Selected excerpt:
- - -

# The Jamerson Cup - Aug 15-16



## Magnuts (Mar 20, 2003)

The Jamerson Cup is the annual major event for all three classes raced in MASCAR. Friday night August 15th, is the T-Jet race on the banked six lane in our new clubhouse at the Moose Lodge in Gloucester. On Saturday the 16th, the main hall of the Moose Lodge hosts Super Stock races on a new Robby Whiteed routed 4'x16' track in the morning and in the afternoon the main event on Ronnie Jamerson's new 4'x16' Robby Whiteed routed, for the Modified class. Full details and track pix: http://www.bat-jet.com/mascar/jc14.html

This is an excellent event to plan around your Summer vacation, with many attractions nearby for the whole family to visit, if slot racing is not on the agenda...Williamsburg, Busch Gardens, Jamestown, Water World, plus lots of available outlet malls, including the Williamsburg Pottery. A little further away is Virginia Beach, and North Carolina's Outer Banks (OBX), for a beach vacation, if amusement parks and historical attractions aren't enough.


----------



## Magnuts (Mar 20, 2003)

To the group and all racers,
It is with much regret that I make this unavoidable announcement, Ronnie and I have decided 
to cancel the Jamerson Cup race this year. There have been to many things not falling in the
right direction to feel that the race could be put together in a proper manner. 
Mark Smith, MASCAR President


----------

- - -

Spatial layout data

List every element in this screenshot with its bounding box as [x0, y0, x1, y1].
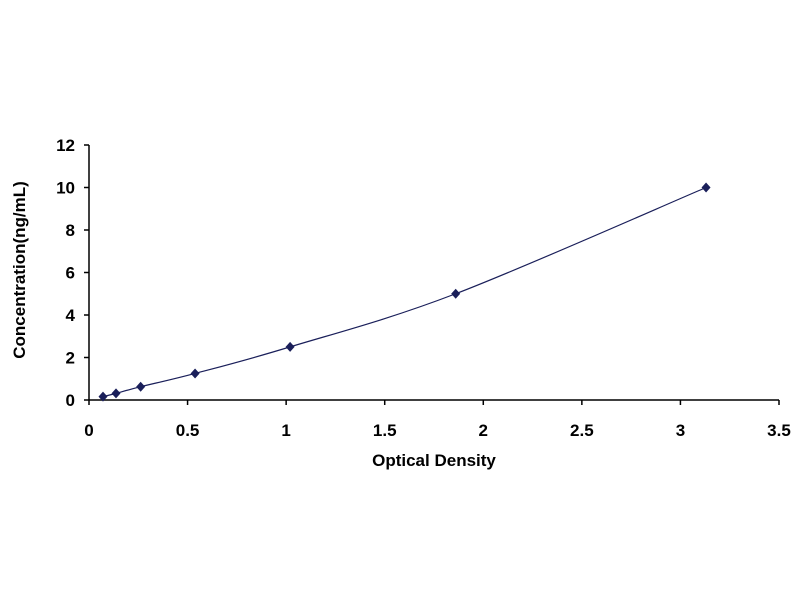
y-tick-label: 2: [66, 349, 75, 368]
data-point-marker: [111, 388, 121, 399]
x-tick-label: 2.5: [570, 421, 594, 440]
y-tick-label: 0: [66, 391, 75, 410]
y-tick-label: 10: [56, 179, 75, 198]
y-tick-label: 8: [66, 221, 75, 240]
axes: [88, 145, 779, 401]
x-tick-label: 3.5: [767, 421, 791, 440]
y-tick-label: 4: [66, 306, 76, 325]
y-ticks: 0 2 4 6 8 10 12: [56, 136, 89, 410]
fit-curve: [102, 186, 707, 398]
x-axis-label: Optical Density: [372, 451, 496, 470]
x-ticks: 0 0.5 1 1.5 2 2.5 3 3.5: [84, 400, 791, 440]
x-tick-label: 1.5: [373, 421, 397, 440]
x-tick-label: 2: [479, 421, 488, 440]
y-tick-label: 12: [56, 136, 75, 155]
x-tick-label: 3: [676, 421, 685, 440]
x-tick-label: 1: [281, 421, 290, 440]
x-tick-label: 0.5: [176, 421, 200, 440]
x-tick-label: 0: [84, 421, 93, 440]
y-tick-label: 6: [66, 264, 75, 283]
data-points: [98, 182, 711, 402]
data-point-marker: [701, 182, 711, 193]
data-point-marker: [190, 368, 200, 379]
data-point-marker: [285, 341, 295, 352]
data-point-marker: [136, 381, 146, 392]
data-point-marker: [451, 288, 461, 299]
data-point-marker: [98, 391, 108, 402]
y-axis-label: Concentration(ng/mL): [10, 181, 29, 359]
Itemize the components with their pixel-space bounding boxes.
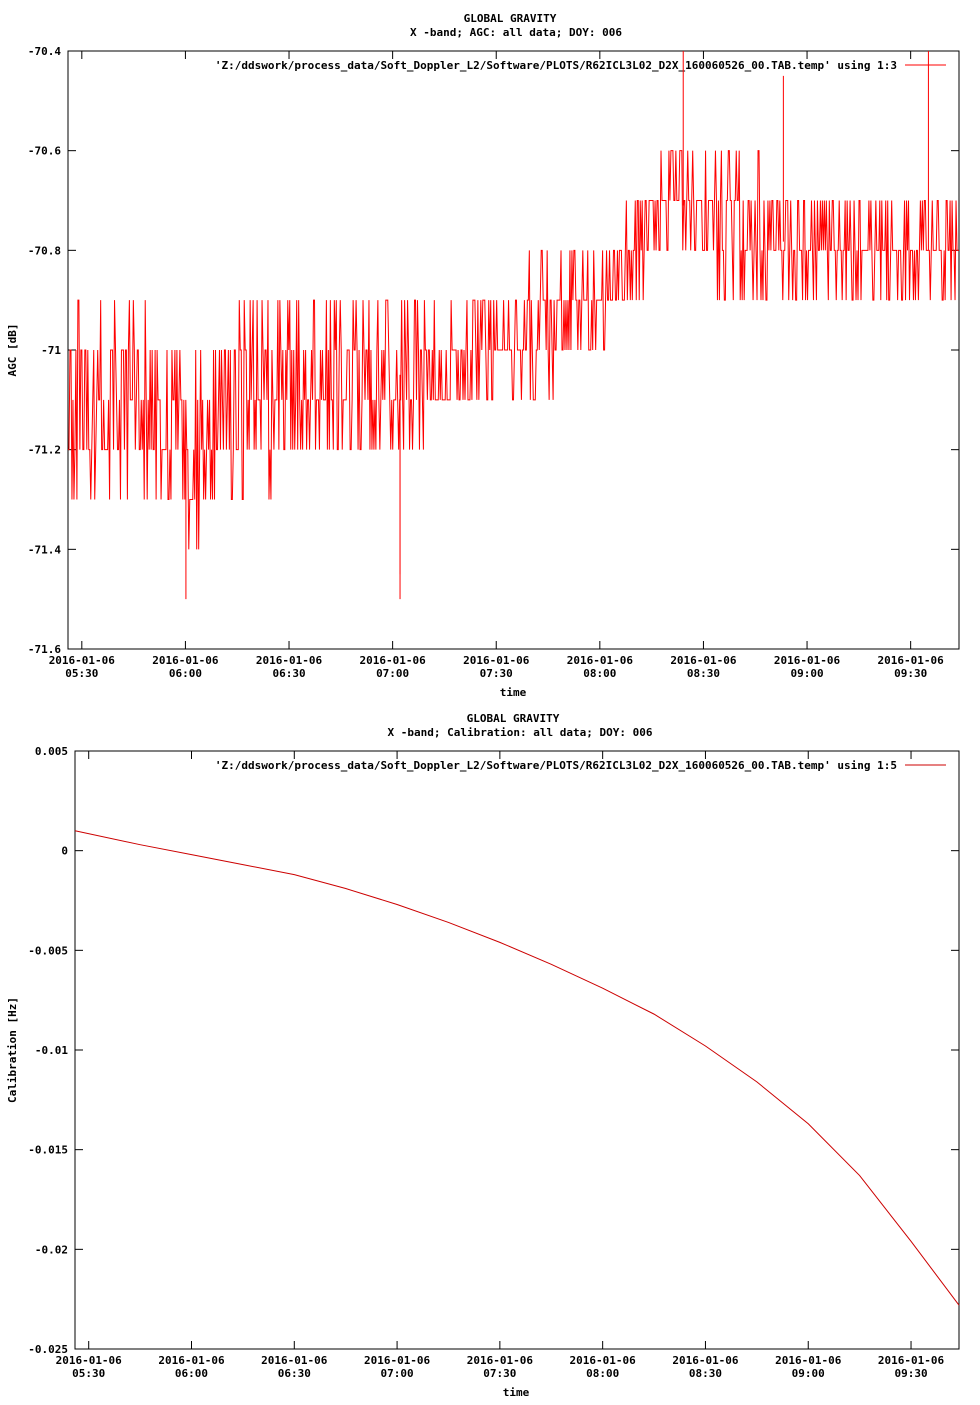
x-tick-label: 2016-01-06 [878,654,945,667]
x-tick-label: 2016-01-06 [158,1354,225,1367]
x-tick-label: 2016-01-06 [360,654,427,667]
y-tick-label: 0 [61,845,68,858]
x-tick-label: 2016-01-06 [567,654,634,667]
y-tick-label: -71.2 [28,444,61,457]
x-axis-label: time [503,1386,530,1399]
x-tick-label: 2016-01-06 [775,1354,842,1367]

- - -

Problem:
Copy word for word the stretch of the Jamerson Cup thread from "This is an excellent" through "a proper manner.".

Expected output:
This is an excellent event to plan around your Summer vacation, with many attractions nearby for the whole family to visit, if slot racing is not on the agenda...Williamsburg, Busch Gardens, Jamestown, Water World, plus lots of available outlet malls, including the Williamsburg Pottery. A little further away is Virginia Beach, and North Carolina's Outer Banks (OBX), for a beach vacation, if amusement parks and historical attractions aren't enough.


----------



## Magnuts (Mar 20, 2003)

To the group and all racers,
It is with much regret that I make this unavoidable announcement, Ronnie and I have decided 
to cancel the Jamerson Cup race this year. There have been to many things not falling in the
right direction to feel that the race could be put together in a proper manner.